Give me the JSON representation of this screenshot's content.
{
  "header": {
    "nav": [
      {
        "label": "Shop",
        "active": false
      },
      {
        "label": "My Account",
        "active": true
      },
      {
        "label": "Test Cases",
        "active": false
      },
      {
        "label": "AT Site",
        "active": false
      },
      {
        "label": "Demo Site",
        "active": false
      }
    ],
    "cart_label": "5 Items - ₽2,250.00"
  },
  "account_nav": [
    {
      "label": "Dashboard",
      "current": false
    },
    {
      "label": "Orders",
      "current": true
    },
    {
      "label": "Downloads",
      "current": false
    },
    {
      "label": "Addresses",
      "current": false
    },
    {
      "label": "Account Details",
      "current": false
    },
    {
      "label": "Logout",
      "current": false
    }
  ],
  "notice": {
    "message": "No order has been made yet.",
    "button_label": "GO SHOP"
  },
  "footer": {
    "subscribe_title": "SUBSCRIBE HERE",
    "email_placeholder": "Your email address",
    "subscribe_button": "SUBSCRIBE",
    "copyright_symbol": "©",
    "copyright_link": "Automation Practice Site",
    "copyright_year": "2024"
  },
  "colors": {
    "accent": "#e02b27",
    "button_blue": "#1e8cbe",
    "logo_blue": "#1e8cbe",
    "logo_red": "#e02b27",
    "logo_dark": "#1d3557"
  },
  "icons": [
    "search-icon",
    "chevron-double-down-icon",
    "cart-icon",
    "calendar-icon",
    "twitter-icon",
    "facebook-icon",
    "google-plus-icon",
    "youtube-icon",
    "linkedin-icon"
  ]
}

Instruction ▸ Every line above should be printed again exactly as it stands.

Correct response ▸
Give me the JSON representation of this screenshot's content.
{
  "header": {
    "nav": [
      {
        "label": "Shop",
        "active": false
      },
      {
        "label": "My Account",
        "active": true
      },
      {
        "label": "Test Cases",
        "active": false
      },
      {
        "label": "AT Site",
        "active": false
      },
      {
        "label": "Demo Site",
        "active": false
      }
    ],
    "cart_label": "5 Items - ₽2,250.00"
  },
  "account_nav": [
    {
      "label": "Dashboard",
      "current": false
    },
    {
      "label": "Orders",
      "current": true
    },
    {
      "label": "Downloads",
      "current": false
    },
    {
      "label": "Addresses",
      "current": false
    },
    {
      "label": "Account Details",
      "current": false
    },
    {
      "label": "Logout",
      "current": false
    }
  ],
  "notice": {
    "message": "No order has been made yet.",
    "button_label": "GO SHOP"
  },
  "footer": {
    "subscribe_title": "SUBSCRIBE HERE",
    "email_placeholder": "Your email address",
    "subscribe_button": "SUBSCRIBE",
    "copyright_symbol": "©",
    "copyright_link": "Automation Practice Site",
    "copyright_year": "2024"
  },
  "colors": {
    "accent": "#e02b27",
    "button_blue": "#1e8cbe",
    "logo_blue": "#1e8cbe",
    "logo_red": "#e02b27",
    "logo_dark": "#1d3557"
  },
  "icons": [
    "search-icon",
    "chevron-double-down-icon",
    "cart-icon",
    "calendar-icon",
    "twitter-icon",
    "facebook-icon",
    "google-plus-icon",
    "youtube-icon",
    "linkedin-icon"
  ]
}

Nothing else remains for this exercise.